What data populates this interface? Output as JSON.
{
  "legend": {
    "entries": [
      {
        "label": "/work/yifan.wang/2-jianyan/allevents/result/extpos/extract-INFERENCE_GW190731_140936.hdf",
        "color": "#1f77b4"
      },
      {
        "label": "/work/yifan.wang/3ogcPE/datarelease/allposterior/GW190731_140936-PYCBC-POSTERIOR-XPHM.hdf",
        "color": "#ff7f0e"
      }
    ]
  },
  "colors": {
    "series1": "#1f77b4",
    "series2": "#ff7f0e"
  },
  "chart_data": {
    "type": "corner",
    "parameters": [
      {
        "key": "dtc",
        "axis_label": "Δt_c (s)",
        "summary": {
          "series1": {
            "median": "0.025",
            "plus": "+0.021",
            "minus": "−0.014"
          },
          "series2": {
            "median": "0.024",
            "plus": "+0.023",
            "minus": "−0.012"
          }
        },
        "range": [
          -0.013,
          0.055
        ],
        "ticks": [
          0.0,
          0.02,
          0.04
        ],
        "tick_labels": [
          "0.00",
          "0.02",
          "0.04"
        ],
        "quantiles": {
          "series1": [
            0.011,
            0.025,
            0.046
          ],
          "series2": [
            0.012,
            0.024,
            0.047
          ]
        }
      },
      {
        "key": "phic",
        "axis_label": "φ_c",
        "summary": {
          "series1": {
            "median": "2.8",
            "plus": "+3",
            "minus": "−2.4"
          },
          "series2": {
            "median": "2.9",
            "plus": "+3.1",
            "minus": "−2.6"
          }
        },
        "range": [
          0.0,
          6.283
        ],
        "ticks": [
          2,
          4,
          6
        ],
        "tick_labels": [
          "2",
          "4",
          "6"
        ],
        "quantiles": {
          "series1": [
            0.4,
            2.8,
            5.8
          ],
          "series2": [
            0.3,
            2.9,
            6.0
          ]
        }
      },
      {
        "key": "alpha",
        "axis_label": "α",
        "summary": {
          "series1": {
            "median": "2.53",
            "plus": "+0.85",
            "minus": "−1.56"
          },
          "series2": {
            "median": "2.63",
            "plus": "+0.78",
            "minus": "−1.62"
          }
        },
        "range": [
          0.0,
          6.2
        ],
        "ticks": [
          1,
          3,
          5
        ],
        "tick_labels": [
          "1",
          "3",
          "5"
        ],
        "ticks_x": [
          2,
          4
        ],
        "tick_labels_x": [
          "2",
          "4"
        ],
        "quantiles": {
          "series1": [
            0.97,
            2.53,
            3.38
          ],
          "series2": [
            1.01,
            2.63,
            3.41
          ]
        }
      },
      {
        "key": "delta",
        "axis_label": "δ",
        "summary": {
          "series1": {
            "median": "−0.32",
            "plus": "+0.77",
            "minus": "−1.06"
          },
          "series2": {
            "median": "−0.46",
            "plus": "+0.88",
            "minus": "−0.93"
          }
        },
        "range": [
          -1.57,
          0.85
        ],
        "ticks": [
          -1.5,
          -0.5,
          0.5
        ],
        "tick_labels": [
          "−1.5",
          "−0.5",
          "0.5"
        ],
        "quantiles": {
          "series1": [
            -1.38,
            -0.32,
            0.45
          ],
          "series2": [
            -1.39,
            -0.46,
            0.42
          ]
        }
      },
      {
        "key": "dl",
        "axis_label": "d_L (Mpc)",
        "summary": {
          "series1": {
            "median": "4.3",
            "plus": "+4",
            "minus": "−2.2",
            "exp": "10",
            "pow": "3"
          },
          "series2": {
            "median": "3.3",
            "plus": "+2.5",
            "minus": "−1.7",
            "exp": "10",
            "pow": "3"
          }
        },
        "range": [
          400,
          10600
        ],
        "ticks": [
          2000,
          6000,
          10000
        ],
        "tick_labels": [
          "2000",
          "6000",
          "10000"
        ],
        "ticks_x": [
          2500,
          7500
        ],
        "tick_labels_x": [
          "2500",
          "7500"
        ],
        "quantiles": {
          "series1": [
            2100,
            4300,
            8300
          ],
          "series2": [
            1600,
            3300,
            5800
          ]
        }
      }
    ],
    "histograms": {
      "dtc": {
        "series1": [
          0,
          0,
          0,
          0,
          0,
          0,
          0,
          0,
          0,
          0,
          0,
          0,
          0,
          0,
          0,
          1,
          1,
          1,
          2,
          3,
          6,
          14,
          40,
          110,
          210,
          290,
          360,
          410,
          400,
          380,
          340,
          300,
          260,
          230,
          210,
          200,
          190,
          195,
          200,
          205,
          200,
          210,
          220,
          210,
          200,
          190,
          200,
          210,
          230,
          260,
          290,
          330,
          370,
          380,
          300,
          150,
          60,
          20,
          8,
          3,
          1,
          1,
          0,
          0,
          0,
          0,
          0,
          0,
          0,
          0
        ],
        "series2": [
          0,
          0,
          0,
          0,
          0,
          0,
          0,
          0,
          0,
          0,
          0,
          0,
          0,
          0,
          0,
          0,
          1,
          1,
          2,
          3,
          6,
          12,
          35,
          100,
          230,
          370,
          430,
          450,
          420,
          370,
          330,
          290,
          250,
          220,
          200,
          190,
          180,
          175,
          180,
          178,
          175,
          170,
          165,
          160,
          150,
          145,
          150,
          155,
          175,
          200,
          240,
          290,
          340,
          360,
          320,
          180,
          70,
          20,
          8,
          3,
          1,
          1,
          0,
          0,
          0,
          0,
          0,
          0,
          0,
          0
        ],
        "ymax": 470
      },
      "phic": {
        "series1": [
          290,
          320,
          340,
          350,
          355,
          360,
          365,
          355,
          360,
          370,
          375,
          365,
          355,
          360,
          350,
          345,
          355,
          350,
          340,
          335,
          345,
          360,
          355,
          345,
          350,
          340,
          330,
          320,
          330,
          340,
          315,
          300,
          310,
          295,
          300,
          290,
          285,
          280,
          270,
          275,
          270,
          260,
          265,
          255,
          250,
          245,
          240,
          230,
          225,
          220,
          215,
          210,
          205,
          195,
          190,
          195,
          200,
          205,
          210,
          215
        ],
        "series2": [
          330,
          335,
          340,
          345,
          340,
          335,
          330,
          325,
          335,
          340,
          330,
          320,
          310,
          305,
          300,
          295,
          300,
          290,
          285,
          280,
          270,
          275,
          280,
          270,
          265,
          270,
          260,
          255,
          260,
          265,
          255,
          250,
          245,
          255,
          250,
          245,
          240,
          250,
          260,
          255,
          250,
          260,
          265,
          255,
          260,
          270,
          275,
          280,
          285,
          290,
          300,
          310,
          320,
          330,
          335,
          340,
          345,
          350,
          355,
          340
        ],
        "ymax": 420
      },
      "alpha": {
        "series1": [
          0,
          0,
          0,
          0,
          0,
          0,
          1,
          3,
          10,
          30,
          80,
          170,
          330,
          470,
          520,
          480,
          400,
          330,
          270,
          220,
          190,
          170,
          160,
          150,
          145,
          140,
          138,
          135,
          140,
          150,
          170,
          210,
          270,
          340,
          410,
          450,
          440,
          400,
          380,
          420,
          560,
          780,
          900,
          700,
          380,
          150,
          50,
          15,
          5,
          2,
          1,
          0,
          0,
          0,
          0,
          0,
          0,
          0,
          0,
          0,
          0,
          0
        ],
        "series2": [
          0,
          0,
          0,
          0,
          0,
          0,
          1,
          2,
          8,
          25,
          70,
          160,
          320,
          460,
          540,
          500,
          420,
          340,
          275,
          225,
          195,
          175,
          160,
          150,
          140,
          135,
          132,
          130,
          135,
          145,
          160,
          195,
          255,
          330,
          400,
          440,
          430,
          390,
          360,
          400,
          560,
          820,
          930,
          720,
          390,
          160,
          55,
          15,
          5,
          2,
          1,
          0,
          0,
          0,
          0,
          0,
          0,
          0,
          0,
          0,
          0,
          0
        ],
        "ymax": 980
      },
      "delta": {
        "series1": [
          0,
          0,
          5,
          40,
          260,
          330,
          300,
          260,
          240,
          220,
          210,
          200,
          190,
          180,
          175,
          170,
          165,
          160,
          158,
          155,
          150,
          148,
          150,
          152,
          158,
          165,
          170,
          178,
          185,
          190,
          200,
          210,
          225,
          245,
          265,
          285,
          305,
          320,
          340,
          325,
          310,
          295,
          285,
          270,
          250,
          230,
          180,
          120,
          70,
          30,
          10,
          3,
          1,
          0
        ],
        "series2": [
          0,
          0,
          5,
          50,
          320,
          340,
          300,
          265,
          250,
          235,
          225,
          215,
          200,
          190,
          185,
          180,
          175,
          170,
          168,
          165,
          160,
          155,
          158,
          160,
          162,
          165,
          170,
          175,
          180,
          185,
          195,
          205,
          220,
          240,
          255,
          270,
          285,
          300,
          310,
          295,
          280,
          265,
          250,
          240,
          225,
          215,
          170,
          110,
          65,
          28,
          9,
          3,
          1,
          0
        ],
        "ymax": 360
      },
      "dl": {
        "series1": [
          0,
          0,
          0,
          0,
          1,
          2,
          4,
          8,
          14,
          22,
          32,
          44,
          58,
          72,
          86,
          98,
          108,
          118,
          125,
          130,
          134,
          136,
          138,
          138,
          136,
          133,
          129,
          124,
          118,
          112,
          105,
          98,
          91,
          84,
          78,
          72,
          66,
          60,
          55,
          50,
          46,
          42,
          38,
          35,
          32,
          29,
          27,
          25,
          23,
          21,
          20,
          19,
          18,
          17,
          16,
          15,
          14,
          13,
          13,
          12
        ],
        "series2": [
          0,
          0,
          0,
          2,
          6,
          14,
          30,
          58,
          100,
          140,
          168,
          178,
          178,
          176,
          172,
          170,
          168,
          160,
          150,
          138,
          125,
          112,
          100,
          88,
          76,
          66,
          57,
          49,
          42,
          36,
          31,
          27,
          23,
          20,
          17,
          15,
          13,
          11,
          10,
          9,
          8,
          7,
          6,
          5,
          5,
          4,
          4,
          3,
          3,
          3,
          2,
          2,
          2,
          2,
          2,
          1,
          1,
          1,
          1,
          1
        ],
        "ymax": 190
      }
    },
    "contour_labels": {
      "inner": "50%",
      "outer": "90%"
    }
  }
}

* [Exercise instructions] Find every line in the records that contains the word "work"; copy those lines.

* [Solution to this problem]
        "label": "/work/yifan.wang/2-jianyan/allevents/result/extpos/extract-INFERENCE_GW190731_140936.hdf",
        "label": "/work/yifan.wang/3ogcPE/datarelease/allposterior/GW190731_140936-PYCBC-POSTERIOR-XPHM.hdf",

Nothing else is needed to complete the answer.